> _Task statement_
Gather every line holding the string "Jawa".

-- BEGIN --

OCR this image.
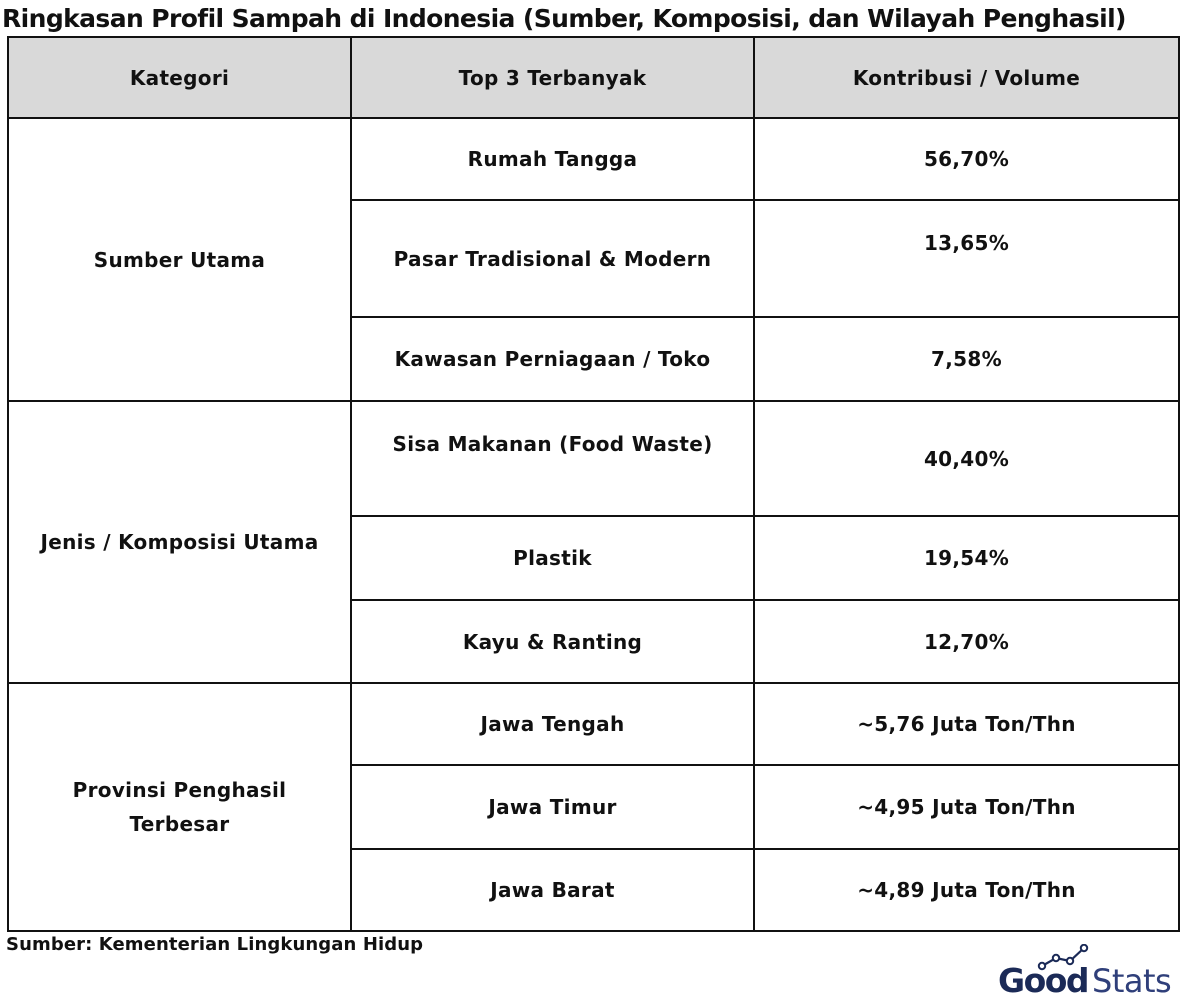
Ringkasan Profil Sampah di Indonesia (Sumber, Komposisi, dan Wilayah Penghasil)
Kategori	Top 3 Terbanyak	Kontribusi / Volume
Sumber Utama	Rumah Tangga	56,70%
	Pasar Tradisional & Modern	13,65%
	Kawasan Perniagaan / Toko	7,58%
Jenis / Komposisi Utama	Sisa Makanan (Food Waste)	40,40%
	Plastik	19,54%
	Kayu & Ranting	12,70%
Provinsi Penghasil Terbesar	Jawa Tengah	~5,76 Juta Ton/Thn
	Jawa Timur	~4,95 Juta Ton/Thn
	Jawa Barat	~4,89 Juta Ton/Thn
Sumber: Kementerian Lingkungan Hidup
Good Stats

-- END --

> _Correct answer_
Provinsi Penghasil Terbesar	Jawa Tengah	~5,76 Juta Ton/Thn
	Jawa Timur	~4,95 Juta Ton/Thn
	Jawa Barat	~4,89 Juta Ton/Thn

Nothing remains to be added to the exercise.